• _Written exercise_: Below are some records. Pull every line that contains the word "solid".

[start of Extracted records]

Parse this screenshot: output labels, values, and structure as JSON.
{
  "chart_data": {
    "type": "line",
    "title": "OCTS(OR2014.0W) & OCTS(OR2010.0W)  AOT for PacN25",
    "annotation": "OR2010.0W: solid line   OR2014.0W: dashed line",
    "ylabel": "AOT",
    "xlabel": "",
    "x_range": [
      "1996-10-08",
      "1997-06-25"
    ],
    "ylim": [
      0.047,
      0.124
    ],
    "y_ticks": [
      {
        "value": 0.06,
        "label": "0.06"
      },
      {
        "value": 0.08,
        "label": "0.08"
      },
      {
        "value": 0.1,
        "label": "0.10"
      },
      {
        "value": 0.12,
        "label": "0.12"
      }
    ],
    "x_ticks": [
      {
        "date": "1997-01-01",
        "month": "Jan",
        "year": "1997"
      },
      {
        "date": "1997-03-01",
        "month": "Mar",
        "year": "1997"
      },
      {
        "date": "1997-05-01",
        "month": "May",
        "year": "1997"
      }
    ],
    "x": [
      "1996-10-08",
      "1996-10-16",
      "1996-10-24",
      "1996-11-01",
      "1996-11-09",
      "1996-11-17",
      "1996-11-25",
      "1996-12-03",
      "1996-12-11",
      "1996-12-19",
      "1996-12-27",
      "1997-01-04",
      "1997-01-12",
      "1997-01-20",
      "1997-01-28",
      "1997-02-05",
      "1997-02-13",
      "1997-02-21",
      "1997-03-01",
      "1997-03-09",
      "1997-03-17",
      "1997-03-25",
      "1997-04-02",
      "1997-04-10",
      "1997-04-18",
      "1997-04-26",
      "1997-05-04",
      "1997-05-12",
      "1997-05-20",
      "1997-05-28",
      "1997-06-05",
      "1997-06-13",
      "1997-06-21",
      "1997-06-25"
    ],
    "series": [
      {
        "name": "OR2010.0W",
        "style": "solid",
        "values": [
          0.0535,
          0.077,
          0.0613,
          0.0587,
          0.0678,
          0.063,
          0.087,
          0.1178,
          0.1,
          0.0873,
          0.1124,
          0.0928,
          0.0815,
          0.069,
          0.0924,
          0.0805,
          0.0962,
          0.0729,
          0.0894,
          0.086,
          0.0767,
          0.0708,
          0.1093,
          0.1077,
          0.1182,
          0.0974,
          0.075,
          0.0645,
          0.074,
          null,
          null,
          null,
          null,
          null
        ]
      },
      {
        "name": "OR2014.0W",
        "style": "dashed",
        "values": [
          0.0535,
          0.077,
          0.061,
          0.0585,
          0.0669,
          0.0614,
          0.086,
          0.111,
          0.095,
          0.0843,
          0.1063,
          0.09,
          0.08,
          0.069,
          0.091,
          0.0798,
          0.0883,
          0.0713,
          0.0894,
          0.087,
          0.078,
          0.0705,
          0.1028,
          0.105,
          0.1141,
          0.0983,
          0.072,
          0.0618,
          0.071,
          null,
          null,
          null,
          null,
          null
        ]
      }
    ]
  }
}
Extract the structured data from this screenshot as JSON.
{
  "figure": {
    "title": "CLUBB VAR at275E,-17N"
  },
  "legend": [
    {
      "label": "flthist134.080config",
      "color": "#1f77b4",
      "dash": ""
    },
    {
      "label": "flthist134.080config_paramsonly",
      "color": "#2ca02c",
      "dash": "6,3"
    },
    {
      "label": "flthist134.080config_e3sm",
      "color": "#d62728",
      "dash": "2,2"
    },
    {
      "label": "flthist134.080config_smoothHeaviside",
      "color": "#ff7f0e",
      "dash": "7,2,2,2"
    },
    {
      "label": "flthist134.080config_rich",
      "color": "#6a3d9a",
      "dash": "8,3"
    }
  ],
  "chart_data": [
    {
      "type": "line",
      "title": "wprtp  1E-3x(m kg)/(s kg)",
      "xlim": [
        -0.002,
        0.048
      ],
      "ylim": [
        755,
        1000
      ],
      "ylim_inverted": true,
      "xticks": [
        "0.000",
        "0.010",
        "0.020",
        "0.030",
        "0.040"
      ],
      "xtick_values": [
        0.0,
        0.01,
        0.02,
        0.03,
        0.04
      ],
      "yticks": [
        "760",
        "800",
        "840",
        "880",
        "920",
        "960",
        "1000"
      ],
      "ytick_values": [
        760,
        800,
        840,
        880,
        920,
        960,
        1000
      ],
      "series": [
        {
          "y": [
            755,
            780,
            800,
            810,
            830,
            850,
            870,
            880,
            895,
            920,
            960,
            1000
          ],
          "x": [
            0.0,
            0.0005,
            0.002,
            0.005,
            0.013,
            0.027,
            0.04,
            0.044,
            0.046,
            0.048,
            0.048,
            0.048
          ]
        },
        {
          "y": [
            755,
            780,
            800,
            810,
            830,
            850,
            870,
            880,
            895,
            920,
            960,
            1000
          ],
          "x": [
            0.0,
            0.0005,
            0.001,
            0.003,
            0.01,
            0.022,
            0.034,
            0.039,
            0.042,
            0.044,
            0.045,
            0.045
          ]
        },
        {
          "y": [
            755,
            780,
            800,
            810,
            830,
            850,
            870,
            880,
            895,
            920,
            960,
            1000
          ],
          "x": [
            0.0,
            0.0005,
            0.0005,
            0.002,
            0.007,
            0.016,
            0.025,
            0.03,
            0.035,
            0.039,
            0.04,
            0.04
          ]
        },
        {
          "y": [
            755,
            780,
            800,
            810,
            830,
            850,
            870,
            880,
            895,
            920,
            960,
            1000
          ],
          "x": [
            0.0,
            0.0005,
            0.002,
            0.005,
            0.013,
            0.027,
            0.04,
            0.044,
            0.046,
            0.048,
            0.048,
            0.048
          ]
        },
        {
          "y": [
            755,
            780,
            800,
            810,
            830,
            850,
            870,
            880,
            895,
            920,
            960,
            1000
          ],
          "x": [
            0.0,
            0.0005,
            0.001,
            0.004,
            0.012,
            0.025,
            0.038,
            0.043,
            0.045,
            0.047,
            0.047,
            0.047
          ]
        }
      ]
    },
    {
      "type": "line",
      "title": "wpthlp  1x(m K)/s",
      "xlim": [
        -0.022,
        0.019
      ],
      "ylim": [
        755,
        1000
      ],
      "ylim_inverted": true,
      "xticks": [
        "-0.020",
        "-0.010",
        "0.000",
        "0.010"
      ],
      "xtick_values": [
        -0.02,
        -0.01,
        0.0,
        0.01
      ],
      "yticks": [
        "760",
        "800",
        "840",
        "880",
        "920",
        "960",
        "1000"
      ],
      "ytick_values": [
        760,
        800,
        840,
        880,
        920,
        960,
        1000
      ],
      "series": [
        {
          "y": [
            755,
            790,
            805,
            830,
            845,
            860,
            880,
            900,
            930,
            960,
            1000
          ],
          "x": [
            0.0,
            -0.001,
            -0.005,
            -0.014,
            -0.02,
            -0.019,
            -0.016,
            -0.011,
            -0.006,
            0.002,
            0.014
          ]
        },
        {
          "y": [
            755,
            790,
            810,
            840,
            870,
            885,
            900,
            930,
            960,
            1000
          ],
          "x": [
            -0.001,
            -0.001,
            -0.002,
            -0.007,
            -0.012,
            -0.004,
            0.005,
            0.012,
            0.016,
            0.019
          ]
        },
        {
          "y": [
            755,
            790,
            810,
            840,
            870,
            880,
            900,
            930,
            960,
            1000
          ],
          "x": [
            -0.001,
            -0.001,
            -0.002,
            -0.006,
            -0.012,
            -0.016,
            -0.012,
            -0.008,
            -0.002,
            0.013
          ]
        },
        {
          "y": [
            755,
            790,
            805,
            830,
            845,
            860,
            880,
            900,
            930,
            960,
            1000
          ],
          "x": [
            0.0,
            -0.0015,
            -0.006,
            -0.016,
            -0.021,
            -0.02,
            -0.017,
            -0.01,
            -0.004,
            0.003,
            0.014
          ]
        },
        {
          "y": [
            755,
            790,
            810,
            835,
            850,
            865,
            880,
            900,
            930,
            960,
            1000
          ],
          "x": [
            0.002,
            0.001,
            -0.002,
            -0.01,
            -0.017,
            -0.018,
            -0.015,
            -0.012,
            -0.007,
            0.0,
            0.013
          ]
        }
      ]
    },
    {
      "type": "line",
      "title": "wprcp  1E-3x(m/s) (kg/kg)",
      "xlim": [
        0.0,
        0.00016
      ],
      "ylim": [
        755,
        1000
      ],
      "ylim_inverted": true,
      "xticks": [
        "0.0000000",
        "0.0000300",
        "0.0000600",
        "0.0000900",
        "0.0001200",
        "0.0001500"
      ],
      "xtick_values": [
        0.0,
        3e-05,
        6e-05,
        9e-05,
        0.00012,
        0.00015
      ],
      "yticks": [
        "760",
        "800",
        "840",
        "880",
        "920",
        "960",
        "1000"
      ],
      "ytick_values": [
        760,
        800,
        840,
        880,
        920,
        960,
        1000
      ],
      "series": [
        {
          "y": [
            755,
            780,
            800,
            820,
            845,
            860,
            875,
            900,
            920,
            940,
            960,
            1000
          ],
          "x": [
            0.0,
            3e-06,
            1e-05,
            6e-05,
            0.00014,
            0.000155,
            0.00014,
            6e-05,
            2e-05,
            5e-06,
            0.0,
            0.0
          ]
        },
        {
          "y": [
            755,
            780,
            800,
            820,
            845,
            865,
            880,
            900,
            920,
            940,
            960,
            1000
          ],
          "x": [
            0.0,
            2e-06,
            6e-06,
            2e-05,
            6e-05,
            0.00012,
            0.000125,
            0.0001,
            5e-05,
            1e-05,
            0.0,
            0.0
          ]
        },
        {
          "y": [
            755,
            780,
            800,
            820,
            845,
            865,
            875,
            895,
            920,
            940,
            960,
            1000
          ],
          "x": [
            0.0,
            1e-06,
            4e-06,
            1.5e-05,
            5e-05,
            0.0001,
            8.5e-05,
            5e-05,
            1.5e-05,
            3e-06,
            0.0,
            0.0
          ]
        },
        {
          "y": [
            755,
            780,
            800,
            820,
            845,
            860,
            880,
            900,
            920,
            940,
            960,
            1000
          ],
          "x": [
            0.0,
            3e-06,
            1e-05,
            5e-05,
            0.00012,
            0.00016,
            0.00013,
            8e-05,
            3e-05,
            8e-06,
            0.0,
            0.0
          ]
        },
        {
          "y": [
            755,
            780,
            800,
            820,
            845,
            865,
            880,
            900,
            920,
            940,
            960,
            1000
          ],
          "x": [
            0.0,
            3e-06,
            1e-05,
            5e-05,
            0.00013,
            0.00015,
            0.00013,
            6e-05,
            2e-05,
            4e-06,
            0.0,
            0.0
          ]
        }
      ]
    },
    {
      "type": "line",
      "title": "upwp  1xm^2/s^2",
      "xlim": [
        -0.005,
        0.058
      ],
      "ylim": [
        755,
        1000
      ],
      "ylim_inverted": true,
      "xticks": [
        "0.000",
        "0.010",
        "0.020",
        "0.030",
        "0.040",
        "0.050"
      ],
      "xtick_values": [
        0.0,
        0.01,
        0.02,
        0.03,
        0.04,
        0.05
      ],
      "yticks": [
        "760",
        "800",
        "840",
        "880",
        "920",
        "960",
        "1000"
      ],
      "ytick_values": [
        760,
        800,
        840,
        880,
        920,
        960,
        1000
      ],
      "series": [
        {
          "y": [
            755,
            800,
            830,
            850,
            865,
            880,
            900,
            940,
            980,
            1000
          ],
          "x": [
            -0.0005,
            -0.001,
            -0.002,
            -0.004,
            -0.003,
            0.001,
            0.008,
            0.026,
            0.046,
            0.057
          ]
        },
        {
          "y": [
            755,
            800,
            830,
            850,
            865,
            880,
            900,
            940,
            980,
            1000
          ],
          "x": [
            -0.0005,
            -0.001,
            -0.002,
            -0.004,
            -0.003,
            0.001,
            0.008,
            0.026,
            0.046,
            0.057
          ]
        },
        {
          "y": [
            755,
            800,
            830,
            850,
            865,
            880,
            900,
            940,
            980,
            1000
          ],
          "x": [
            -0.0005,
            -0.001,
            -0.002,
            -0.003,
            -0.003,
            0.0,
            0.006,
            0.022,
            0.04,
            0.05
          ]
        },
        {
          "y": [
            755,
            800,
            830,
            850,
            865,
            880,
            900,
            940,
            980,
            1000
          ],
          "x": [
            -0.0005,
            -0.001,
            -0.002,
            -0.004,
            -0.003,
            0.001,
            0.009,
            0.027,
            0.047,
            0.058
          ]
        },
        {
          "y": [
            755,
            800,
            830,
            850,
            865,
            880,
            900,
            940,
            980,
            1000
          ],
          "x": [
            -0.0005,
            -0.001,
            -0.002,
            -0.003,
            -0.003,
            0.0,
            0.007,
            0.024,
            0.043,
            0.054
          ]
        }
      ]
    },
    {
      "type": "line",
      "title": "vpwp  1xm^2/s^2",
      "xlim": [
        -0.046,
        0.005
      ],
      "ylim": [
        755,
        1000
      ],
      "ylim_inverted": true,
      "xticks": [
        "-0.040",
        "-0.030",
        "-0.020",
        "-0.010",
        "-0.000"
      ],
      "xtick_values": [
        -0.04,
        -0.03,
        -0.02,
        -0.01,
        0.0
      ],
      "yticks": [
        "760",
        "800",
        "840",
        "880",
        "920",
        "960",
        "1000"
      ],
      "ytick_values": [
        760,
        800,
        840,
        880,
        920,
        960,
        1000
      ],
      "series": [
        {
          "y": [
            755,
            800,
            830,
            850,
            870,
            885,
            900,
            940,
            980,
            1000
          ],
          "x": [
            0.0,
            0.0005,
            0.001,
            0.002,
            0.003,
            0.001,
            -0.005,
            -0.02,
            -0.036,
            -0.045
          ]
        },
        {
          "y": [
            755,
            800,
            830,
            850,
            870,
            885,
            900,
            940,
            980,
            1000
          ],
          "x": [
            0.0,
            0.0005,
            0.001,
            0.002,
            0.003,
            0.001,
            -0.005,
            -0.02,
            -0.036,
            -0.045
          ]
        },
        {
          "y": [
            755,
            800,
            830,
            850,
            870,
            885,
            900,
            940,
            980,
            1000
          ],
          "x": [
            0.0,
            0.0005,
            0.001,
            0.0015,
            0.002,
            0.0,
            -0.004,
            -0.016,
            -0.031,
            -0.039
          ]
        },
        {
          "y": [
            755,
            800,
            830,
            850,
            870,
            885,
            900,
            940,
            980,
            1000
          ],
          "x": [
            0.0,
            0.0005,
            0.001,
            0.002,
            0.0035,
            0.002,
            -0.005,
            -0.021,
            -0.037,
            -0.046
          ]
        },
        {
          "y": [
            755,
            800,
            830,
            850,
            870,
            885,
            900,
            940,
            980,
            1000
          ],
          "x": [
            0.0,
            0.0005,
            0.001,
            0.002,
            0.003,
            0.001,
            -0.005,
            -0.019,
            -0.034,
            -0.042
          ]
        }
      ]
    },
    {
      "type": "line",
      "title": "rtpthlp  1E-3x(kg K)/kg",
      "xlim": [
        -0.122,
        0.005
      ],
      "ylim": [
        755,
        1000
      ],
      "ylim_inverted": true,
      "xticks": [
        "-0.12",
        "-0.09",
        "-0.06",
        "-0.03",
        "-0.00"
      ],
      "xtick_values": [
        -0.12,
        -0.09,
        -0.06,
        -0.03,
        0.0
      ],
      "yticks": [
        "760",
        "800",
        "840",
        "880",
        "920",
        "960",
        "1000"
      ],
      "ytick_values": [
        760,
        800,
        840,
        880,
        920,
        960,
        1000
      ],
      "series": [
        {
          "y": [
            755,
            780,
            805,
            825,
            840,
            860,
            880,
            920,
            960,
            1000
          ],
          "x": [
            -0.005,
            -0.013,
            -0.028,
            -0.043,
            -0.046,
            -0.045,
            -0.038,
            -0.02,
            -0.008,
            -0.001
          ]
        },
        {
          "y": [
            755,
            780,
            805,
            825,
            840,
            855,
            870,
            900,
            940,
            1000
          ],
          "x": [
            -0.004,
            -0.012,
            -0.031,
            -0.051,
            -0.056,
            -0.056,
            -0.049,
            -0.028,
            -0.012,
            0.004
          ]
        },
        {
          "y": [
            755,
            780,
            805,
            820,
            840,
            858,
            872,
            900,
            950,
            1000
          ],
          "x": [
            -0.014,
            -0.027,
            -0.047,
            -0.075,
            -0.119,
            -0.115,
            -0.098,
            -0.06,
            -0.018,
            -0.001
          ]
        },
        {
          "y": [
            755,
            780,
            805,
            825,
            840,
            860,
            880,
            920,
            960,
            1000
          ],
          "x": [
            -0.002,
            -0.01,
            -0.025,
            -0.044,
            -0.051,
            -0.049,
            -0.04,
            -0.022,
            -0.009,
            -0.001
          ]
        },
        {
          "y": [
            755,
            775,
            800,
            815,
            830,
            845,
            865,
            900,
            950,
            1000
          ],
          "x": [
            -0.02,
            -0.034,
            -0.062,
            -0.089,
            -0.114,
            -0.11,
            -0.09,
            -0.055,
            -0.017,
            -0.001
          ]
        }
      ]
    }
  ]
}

[end of Extracted records]

• _Problem solution_:
    "annotation": "OR2010.0W: solid line   OR2014.0W: dashed line",
        "style": "solid",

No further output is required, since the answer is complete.